Scan the data below for the string "смертью". Show every line where it turns up.

-=-=-

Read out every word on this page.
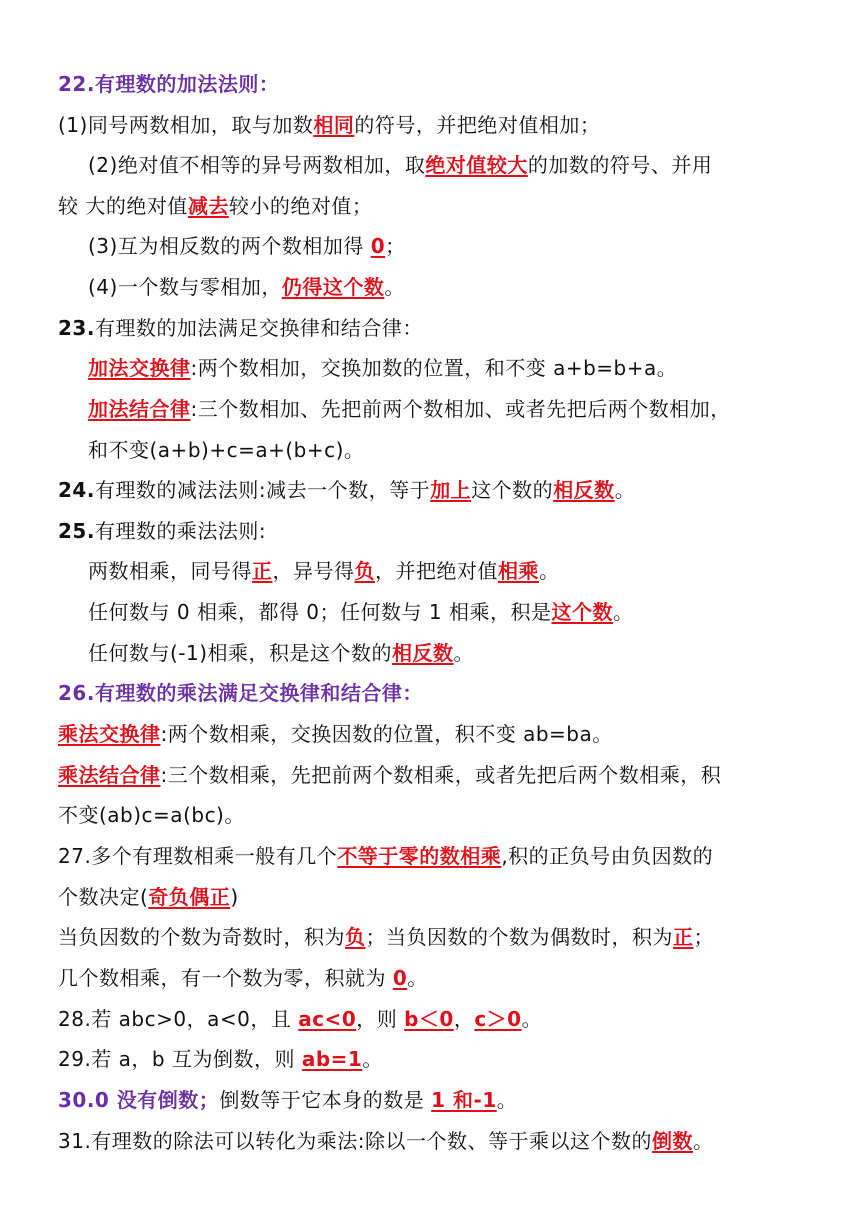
22.有理数的加法法则：
(1)同号两数相加，取与加数相同的符号，并把绝对值相加；
(2)绝对值不相等的异号两数相加，取绝对值较大的加数的符号、并用
较 大的绝对值减去较小的绝对值；
(3)互为相反数的两个数相加得 0；
(4)一个数与零相加，仍得这个数。
23.有理数的加法满足交换律和结合律：
加法交换律:两个数相加，交换加数的位置，和不变 a+b=b+a。
加法结合律:三个数相加、先把前两个数相加、或者先把后两个数相加，
和不变(a+b)+c=a+(b+c)。
24.有理数的减法法则:减去一个数，等于加上这个数的相反数。
25.有理数的乘法法则:
两数相乘，同号得正，异号得负，并把绝对值相乘。
任何数与 0 相乘，都得 0；任何数与 1 相乘，积是这个数。
任何数与(-1)相乘，积是这个数的相反数。
26.有理数的乘法满足交换律和结合律：
乘法交换律:两个数相乘，交换因数的位置，积不变 ab=ba。
乘法结合律:三个数相乘，先把前两个数相乘，或者先把后两个数相乘，积
不变(ab)c=a(bc)。
27.多个有理数相乘一般有几个不等于零的数相乘,积的正负号由负因数的
个数决定(奇负偶正)
当负因数的个数为奇数时，积为负；当负因数的个数为偶数时，积为正；
几个数相乘，有一个数为零，积就为 0。
28.若 abc>0，a<0，且 ac<0，则 b＜0，c＞0。
29.若 a，b 互为倒数，则 ab=1。
30.0 没有倒数；倒数等于它本身的数是 1 和-1。
31.有理数的除法可以转化为乘法:除以一个数、等于乘以这个数的倒数。
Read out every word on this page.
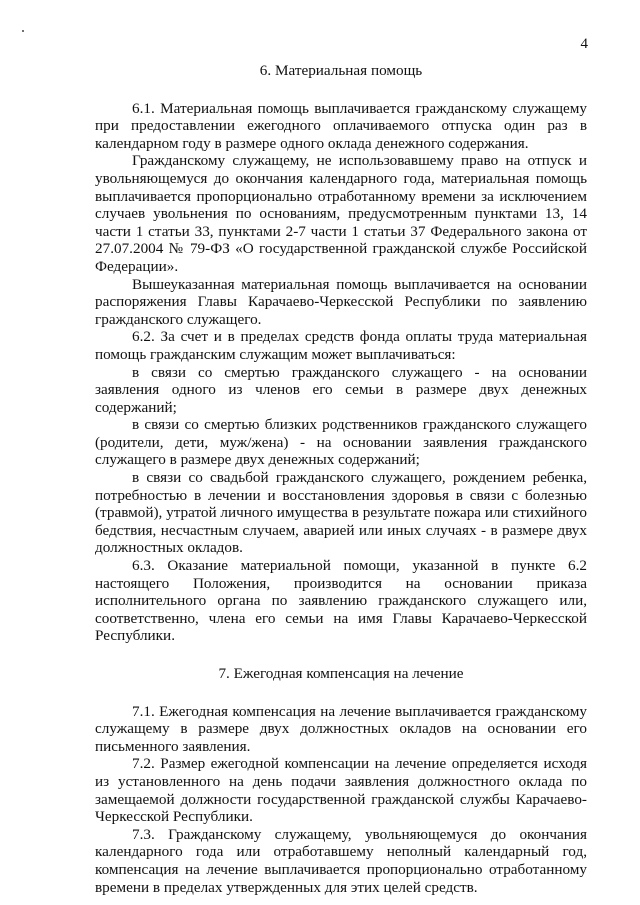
4
6. Материальная помощь

6.1. Материальная помощь выплачивается гражданскому служащему при предоставлении ежегодного оплачиваемого отпуска один раз в календарном году в размере одного оклада денежного содержания.

Гражданскому служащему, не использовавшему право на отпуск и увольняющемуся до окончания календарного года, материальная помощь выплачивается пропорционально отработанному времени за исключением случаев увольнения по основаниям, предусмотренным пунктами 13, 14 части 1 статьи 33, пунктами 2-7 части 1 статьи 37 Федерального закона от 27.07.2004 № 79-ФЗ «О государственной гражданской службе Российской Федерации».

Вышеуказанная материальная помощь выплачивается на основании распоряжения Главы Карачаево-Черкесской Республики по заявлению гражданского служащего.

6.2. За счет и в пределах средств фонда оплаты труда материальная помощь гражданским служащим может выплачиваться:

в связи со смертью гражданского служащего - на основании заявления одного из членов его семьи в размере двух денежных содержаний;

в связи со смертью близких родственников гражданского служащего (родители, дети, муж/жена) - на основании заявления гражданского служащего в размере двух денежных содержаний;

в связи со свадьбой гражданского служащего, рождением ребенка, потребностью в лечении и восстановления здоровья в связи с болезнью (травмой), утратой личного имущества в результате пожара или стихийного бедствия, несчастным случаем, аварией или иных случаях - в размере двух должностных окладов.

6.3. Оказание материальной помощи, указанной в пункте 6.2 настоящего Положения, производится на основании приказа исполнительного органа по заявлению гражданского служащего или, соответственно, члена его семьи на имя Главы Карачаево-Черкесской Республики.

7. Ежегодная компенсация на лечение

7.1. Ежегодная компенсация на лечение выплачивается гражданскому служащему в размере двух должностных окладов на основании его письменного заявления.

7.2. Размер ежегодной компенсации на лечение определяется исходя из установленного на день подачи заявления должностного оклада по замещаемой должности государственной гражданской службы Карачаево-Черкесской Республики.

7.3. Гражданскому служащему, увольняющемуся до окончания календарного года или отработавшему неполный календарный год, компенсация на лечение выплачивается пропорционально отработанному времени в пределах утвержденных для этих целей средств.
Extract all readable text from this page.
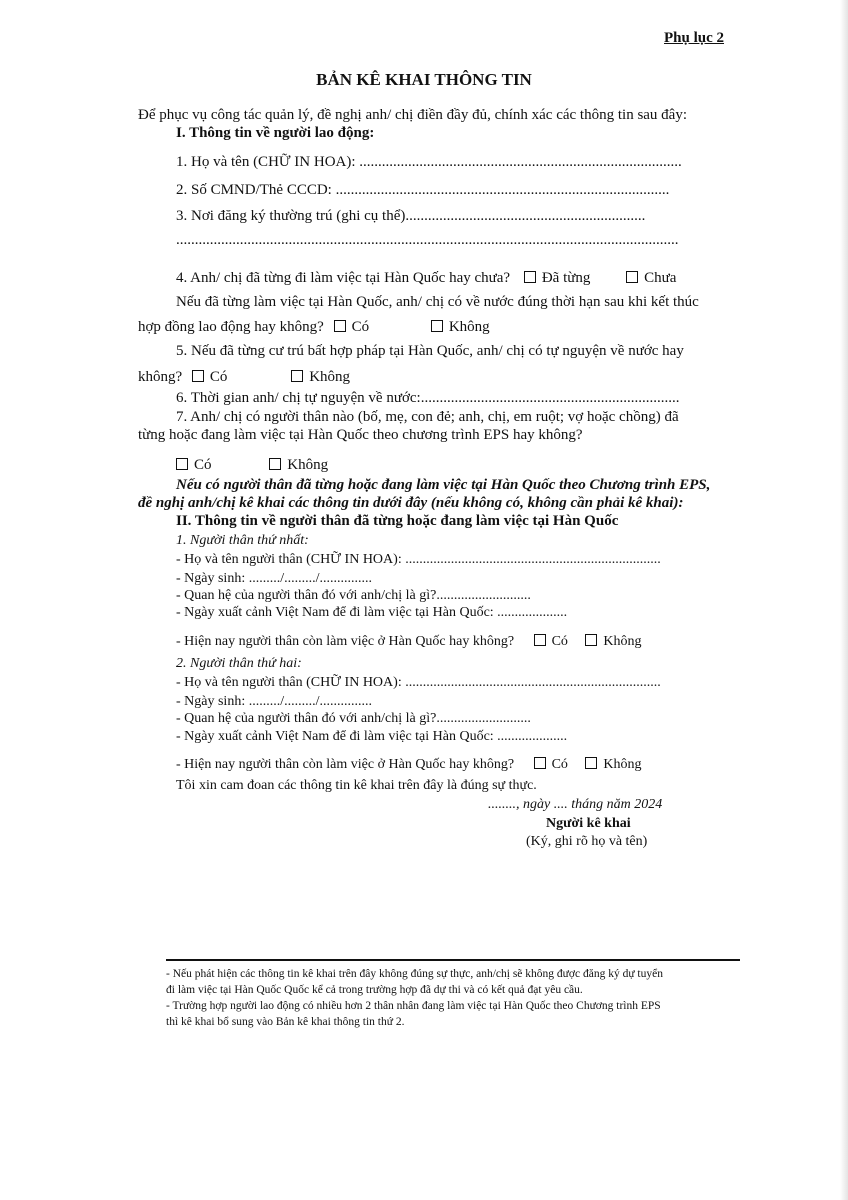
Phụ lục 2
BẢN KÊ KHAI THÔNG TIN
Để phục vụ công tác quản lý, đề nghị anh/ chị điền đầy đủ, chính xác các thông tin sau đây:
I. Thông tin về người lao động:
1. Họ và tên (CHỮ IN HOA): ......................................................................................
2. Số CMND/Thẻ CCCD: .........................................................................................
3. Nơi đăng ký thường trú (ghi cụ thể)................................................................
......................................................................................................................................
4. Anh/ chị đã từng đi làm việc tại Hàn Quốc hay chưa? Đã từng	Chưa
Nếu đã từng làm việc tại Hàn Quốc, anh/ chị có về nước đúng thời hạn sau khi kết thúc
hợp đồng lao động hay không? Có	Không
5. Nếu đã từng cư trú bất hợp pháp tại Hàn Quốc, anh/ chị có tự nguyện về nước hay
không? Có	Không
6. Thời gian anh/ chị tự nguyện về nước:.....................................................................
7. Anh/ chị có người thân nào (bố, mẹ, con đẻ; anh, chị, em ruột; vợ hoặc chồng) đã
từng hoặc đang làm việc tại Hàn Quốc theo chương trình EPS hay không?
Có	Không
Nếu có người thân đã từng hoặc đang làm việc tại Hàn Quốc theo Chương trình EPS,
đề nghị anh/chị kê khai các thông tin dưới đây (nếu không có, không cần phải kê khai):
II. Thông tin về người thân đã từng hoặc đang làm việc tại Hàn Quốc
1. Người thân thứ nhất:
- Họ và tên người thân (CHỮ IN HOA): .........................................................................
- Ngày sinh: ........./........./...............
- Quan hệ của người thân đó với anh/chị là gì?...........................
- Ngày xuất cảnh Việt Nam để đi làm việc tại Hàn Quốc: ....................
- Hiện nay người thân còn làm việc ở Hàn Quốc hay không?	Có	Không
2. Người thân thứ hai:
- Họ và tên người thân (CHỮ IN HOA): .........................................................................
- Ngày sinh: ........./........./...............
- Quan hệ của người thân đó với anh/chị là gì?...........................
- Ngày xuất cảnh Việt Nam để đi làm việc tại Hàn Quốc: ....................
- Hiện nay người thân còn làm việc ở Hàn Quốc hay không?	Có	Không
Tôi xin cam đoan các thông tin kê khai trên đây là đúng sự thực.
........, ngày .... tháng năm 2024
Người kê khai
(Ký, ghi rõ họ và tên)
- Nếu phát hiện các thông tin kê khai trên đây không đúng sự thực, anh/chị sẽ không được đăng ký dự tuyển
đi làm việc tại Hàn Quốc Quốc kể cả trong trường hợp đã dự thi và có kết quả đạt yêu cầu.
- Trường hợp người lao động có nhiều hơn 2 thân nhân đang làm việc tại Hàn Quốc theo Chương trình EPS
thì kê khai bổ sung vào Bản kê khai thông tin thứ 2.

-=-=-

*Written answer*
в связи со смертью гражданского служащего - на основании заявления одного из членов его семьи в размере двух денежных содержаний;
в связи со смертью близких родственников гражданского служащего (родители, дети, муж/жена) - на основании заявления гражданского служащего в размере двух денежных содержаний;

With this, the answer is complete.